### PROBLEM DETAILS:
Retype the listing that follows, exactly as written.

<<<<

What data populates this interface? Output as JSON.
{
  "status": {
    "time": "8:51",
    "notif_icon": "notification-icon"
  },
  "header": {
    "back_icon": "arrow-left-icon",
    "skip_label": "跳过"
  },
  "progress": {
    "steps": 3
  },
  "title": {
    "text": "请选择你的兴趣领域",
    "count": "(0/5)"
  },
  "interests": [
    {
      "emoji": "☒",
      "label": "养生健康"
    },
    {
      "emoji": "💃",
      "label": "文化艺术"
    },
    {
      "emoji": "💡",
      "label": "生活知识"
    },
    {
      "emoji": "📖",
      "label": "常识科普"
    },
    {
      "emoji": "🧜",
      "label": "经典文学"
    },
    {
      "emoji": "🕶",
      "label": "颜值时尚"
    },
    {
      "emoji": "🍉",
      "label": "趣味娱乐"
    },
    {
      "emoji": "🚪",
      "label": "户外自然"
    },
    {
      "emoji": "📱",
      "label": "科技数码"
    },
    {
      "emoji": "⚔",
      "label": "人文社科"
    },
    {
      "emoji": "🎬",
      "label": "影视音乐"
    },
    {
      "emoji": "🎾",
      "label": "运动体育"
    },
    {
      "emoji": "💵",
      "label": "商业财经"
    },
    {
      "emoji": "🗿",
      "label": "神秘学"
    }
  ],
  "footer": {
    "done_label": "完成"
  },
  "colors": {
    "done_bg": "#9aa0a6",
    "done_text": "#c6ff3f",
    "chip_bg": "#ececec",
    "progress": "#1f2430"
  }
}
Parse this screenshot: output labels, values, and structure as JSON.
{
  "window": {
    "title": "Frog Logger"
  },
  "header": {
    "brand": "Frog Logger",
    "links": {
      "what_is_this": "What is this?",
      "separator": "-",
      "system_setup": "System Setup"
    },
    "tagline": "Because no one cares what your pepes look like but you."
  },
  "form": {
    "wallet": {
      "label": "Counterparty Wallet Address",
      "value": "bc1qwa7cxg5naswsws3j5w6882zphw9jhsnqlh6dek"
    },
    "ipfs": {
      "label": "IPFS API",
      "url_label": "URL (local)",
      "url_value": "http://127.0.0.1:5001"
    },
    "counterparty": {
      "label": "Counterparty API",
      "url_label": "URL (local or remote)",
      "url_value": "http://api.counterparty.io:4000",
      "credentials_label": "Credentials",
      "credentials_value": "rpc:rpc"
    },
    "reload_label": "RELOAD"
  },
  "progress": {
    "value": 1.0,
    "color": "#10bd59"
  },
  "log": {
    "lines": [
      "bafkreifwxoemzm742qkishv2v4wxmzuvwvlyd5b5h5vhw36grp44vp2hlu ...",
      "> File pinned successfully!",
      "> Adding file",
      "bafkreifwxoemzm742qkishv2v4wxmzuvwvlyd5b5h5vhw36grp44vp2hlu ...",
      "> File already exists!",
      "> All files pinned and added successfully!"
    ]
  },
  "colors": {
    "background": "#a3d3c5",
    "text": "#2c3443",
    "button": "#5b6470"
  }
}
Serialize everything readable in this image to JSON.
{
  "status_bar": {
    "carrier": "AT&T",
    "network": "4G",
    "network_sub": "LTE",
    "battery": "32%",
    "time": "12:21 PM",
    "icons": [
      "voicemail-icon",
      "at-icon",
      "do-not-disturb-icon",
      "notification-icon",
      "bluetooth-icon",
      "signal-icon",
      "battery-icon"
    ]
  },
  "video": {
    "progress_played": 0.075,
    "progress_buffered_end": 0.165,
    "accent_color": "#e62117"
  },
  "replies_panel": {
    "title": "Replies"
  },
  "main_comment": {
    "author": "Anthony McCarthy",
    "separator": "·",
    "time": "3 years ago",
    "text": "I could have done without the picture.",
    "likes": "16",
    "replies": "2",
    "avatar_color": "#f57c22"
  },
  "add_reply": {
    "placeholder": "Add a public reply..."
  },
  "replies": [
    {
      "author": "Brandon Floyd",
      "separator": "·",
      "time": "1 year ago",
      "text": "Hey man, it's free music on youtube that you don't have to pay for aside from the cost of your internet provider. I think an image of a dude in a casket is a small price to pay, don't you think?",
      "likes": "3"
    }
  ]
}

>>>>

### OUTPUT:
What data populates this interface? Output as JSON.
{
  "status": {
    "time": "8:51",
    "notif_icon": "notification-icon"
  },
  "header": {
    "back_icon": "arrow-left-icon",
    "skip_label": "跳过"
  },
  "progress": {
    "steps": 3
  },
  "title": {
    "text": "请选择你的兴趣领域",
    "count": "(0/5)"
  },
  "interests": [
    {
      "emoji": "☒",
      "label": "养生健康"
    },
    {
      "emoji": "💃",
      "label": "文化艺术"
    },
    {
      "emoji": "💡",
      "label": "生活知识"
    },
    {
      "emoji": "📖",
      "label": "常识科普"
    },
    {
      "emoji": "🧜",
      "label": "经典文学"
    },
    {
      "emoji": "🕶",
      "label": "颜值时尚"
    },
    {
      "emoji": "🍉",
      "label": "趣味娱乐"
    },
    {
      "emoji": "🚪",
      "label": "户外自然"
    },
    {
      "emoji": "📱",
      "label": "科技数码"
    },
    {
      "emoji": "⚔",
      "label": "人文社科"
    },
    {
      "emoji": "🎬",
      "label": "影视音乐"
    },
    {
      "emoji": "🎾",
      "label": "运动体育"
    },
    {
      "emoji": "💵",
      "label": "商业财经"
    },
    {
      "emoji": "🗿",
      "label": "神秘学"
    }
  ],
  "footer": {
    "done_label": "完成"
  },
  "colors": {
    "done_bg": "#9aa0a6",
    "done_text": "#c6ff3f",
    "chip_bg": "#ececec",
    "progress": "#1f2430"
  }
}
Parse this screenshot: output labels, values, and structure as JSON.
{
  "window": {
    "title": "Frog Logger"
  },
  "header": {
    "brand": "Frog Logger",
    "links": {
      "what_is_this": "What is this?",
      "separator": "-",
      "system_setup": "System Setup"
    },
    "tagline": "Because no one cares what your pepes look like but you."
  },
  "form": {
    "wallet": {
      "label": "Counterparty Wallet Address",
      "value": "bc1qwa7cxg5naswsws3j5w6882zphw9jhsnqlh6dek"
    },
    "ipfs": {
      "label": "IPFS API",
      "url_label": "URL (local)",
      "url_value": "http://127.0.0.1:5001"
    },
    "counterparty": {
      "label": "Counterparty API",
      "url_label": "URL (local or remote)",
      "url_value": "http://api.counterparty.io:4000",
      "credentials_label": "Credentials",
      "credentials_value": "rpc:rpc"
    },
    "reload_label": "RELOAD"
  },
  "progress": {
    "value": 1.0,
    "color": "#10bd59"
  },
  "log": {
    "lines": [
      "bafkreifwxoemzm742qkishv2v4wxmzuvwvlyd5b5h5vhw36grp44vp2hlu ...",
      "> File pinned successfully!",
      "> Adding file",
      "bafkreifwxoemzm742qkishv2v4wxmzuvwvlyd5b5h5vhw36grp44vp2hlu ...",
      "> File already exists!",
      "> All files pinned and added successfully!"
    ]
  },
  "colors": {
    "background": "#a3d3c5",
    "text": "#2c3443",
    "button": "#5b6470"
  }
}
Serialize everything readable in this image to JSON.
{
  "status_bar": {
    "carrier": "AT&T",
    "network": "4G",
    "network_sub": "LTE",
    "battery": "32%",
    "time": "12:21 PM",
    "icons": [
      "voicemail-icon",
      "at-icon",
      "do-not-disturb-icon",
      "notification-icon",
      "bluetooth-icon",
      "signal-icon",
      "battery-icon"
    ]
  },
  "video": {
    "progress_played": 0.075,
    "progress_buffered_end": 0.165,
    "accent_color": "#e62117"
  },
  "replies_panel": {
    "title": "Replies"
  },
  "main_comment": {
    "author": "Anthony McCarthy",
    "separator": "·",
    "time": "3 years ago",
    "text": "I could have done without the picture.",
    "likes": "16",
    "replies": "2",
    "avatar_color": "#f57c22"
  },
  "add_reply": {
    "placeholder": "Add a public reply..."
  },
  "replies": [
    {
      "author": "Brandon Floyd",
      "separator": "·",
      "time": "1 year ago",
      "text": "Hey man, it's free music on youtube that you don't have to pay for aside from the cost of your internet provider. I think an image of a dude in a casket is a small price to pay, don't you think?",
      "likes": "3"
    }
  ]
}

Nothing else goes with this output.